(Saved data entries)
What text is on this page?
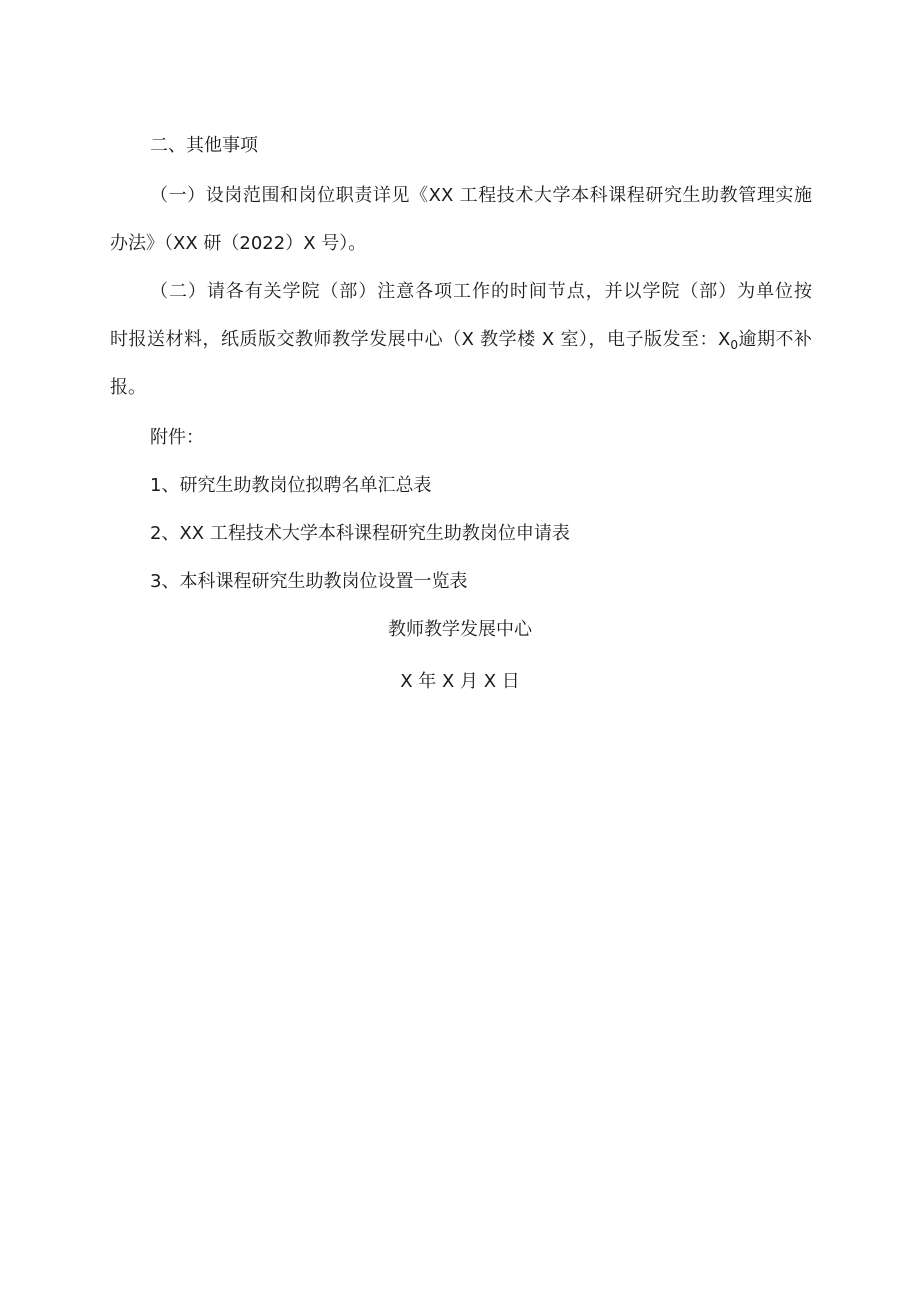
二、其他事项
（一）设岗范围和岗位职责详见《XX 工程技术大学本科课程研究生助教管理实施
办法》（XX 研（2022）X 号）。
（二）请各有关学院（部）注意各项工作的时间节点，并以学院（部）为单位按
时报送材料，纸质版交教师教学发展中心（X 教学楼 X 室），电子版发至：$X_0$逾期不补
报。
附件：
1、研究生助教岗位拟聘名单汇总表
2、XX 工程技术大学本科课程研究生助教岗位申请表
3、本科课程研究生助教岗位设置一览表
教师教学发展中心
X 年 X 月 X 日
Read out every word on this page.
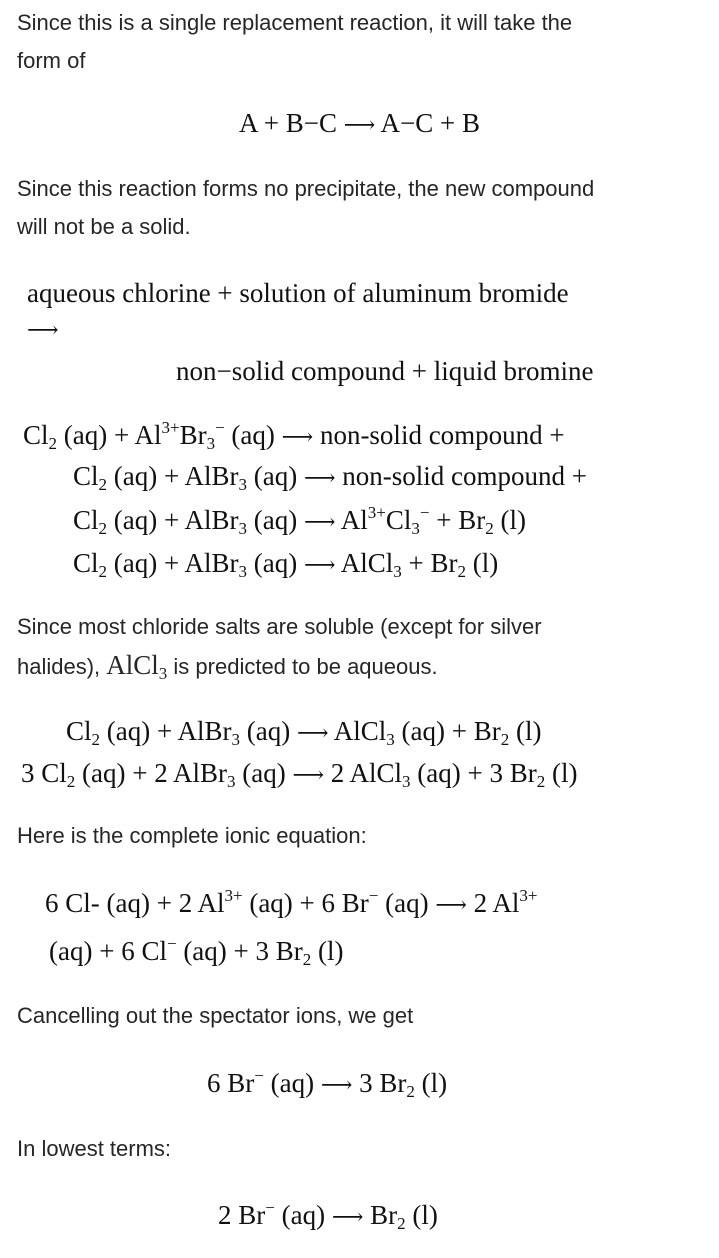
Since this is a single replacement reaction, it will take the
form of
A + B−C ⟶ A−C + B
Since this reaction forms no precipitate, the new compound
will not be a solid.
aqueous chlorine + solution of aluminum bromide
⟶
non−solid compound + liquid bromine
$Cl_2$ $(aq) + Al^{3+}Br_3^-$ (aq) ⟶ non-solid compound +
$Cl_2$ (aq) + AlBr$_3$ (aq) ⟶ non-solid compound +
$Cl_2$ (aq) + AlBr$_3$ (aq) ⟶ $Al^{3+}Cl_3^- + Br_2$ (l)
$Cl_2$ (aq) + AlBr$_3$ (aq) ⟶ AlCl$_3$ + $Br_2$ (l)
Since most chloride salts are soluble (except for silver
halides), AlCl$_3$ is predicted to be aqueous.
$Cl_2$ (aq) + AlBr$_3$ (aq) ⟶ AlCl$_3$ $(aq) + Br_2$ (l)
3 $Cl_2$ (aq) + 2 AlBr$_3$ (aq) ⟶ 2 AlCl$_3$ (aq) + 3 $Br_2$ (l)
Here is the complete ionic equation:
6 Cl- (aq) + 2 $Al^{3+}$ (aq) + 6 Br− (aq) ⟶ 2 $Al^{3+}$
(aq) + 6 Cl− (aq) + 3 $Br_2$ (l)
Cancelling out the spectator ions, we get
6 Br− (aq) ⟶ 3 $Br_2$ (l)
In lowest terms:
2 Br− (aq) ⟶ $Br_2$ (l)
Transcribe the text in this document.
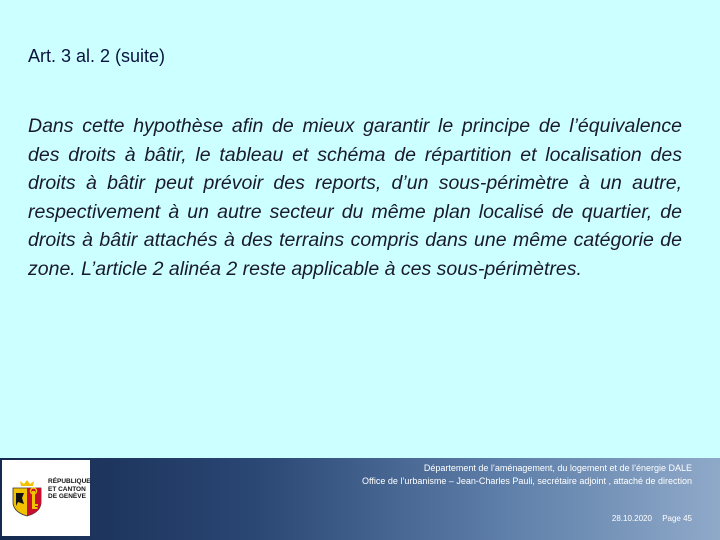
Art. 3 al. 2 (suite)
Dans cette hypothèse afin de mieux garantir le principe de l’équivalence des droits à bâtir, le tableau et schéma de répartition et localisation des droits à bâtir peut prévoir des reports, d’un sous-périmètre à un autre, respectivement à un autre secteur du même plan localisé de quartier, de droits à bâtir attachés à des terrains compris dans une même catégorie de zone. L’article 2 alinéa 2 reste applicable à ces sous-périmètres.
RÉPUBLIQUE
ET CANTON
DE GENÈVE
Département de l’aménagement, du logement et de l’énergie DALE
Office de l’urbanisme – Jean-Charles Pauli, secrétaire adjoint , attaché de direction
28.10.2020 Page 45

• _What to produce_: Repeat the material above in full and unchanged, minus its images.

• _Task response_:
What text is on this page?
二、其他事项
（一）设岗范围和岗位职责详见《XX 工程技术大学本科课程研究生助教管理实施
办法》（XX 研（2022）X 号）。
（二）请各有关学院（部）注意各项工作的时间节点，并以学院（部）为单位按
时报送材料，纸质版交教师教学发展中心（X 教学楼 X 室），电子版发至：$X_0$逾期不补
报。
附件：
1、研究生助教岗位拟聘名单汇总表
2、XX 工程技术大学本科课程研究生助教岗位申请表
3、本科课程研究生助教岗位设置一览表
教师教学发展中心
X 年 X 月 X 日
Read out every word on this page.
Since this is a single replacement reaction, it will take the
form of
A + B−C ⟶ A−C + B
Since this reaction forms no precipitate, the new compound
will not be a solid.
aqueous chlorine + solution of aluminum bromide
⟶
non−solid compound + liquid bromine
$Cl_2$ $(aq) + Al^{3+}Br_3^-$ (aq) ⟶ non-solid compound +
$Cl_2$ (aq) + AlBr$_3$ (aq) ⟶ non-solid compound +
$Cl_2$ (aq) + AlBr$_3$ (aq) ⟶ $Al^{3+}Cl_3^- + Br_2$ (l)
$Cl_2$ (aq) + AlBr$_3$ (aq) ⟶ AlCl$_3$ + $Br_2$ (l)
Since most chloride salts are soluble (except for silver
halides), AlCl$_3$ is predicted to be aqueous.
$Cl_2$ (aq) + AlBr$_3$ (aq) ⟶ AlCl$_3$ $(aq) + Br_2$ (l)
3 $Cl_2$ (aq) + 2 AlBr$_3$ (aq) ⟶ 2 AlCl$_3$ (aq) + 3 $Br_2$ (l)
Here is the complete ionic equation:
6 Cl- (aq) + 2 $Al^{3+}$ (aq) + 6 Br− (aq) ⟶ 2 $Al^{3+}$
(aq) + 6 Cl− (aq) + 3 $Br_2$ (l)
Cancelling out the spectator ions, we get
6 Br− (aq) ⟶ 3 $Br_2$ (l)
In lowest terms:
2 Br− (aq) ⟶ $Br_2$ (l)
Transcribe the text in this document.
Art. 3 al. 2 (suite)
Dans cette hypothèse afin de mieux garantir le principe de l’équivalence des droits à bâtir, le tableau et schéma de répartition et localisation des droits à bâtir peut prévoir des reports, d’un sous-périmètre à un autre, respectivement à un autre secteur du même plan localisé de quartier, de droits à bâtir attachés à des terrains compris dans une même catégorie de zone. L’article 2 alinéa 2 reste applicable à ces sous-périmètres.
RÉPUBLIQUE
ET CANTON
DE GENÈVE
Département de l’aménagement, du logement et de l’énergie DALE
Office de l’urbanisme – Jean-Charles Pauli, secrétaire adjoint , attaché de direction
28.10.2020 Page 45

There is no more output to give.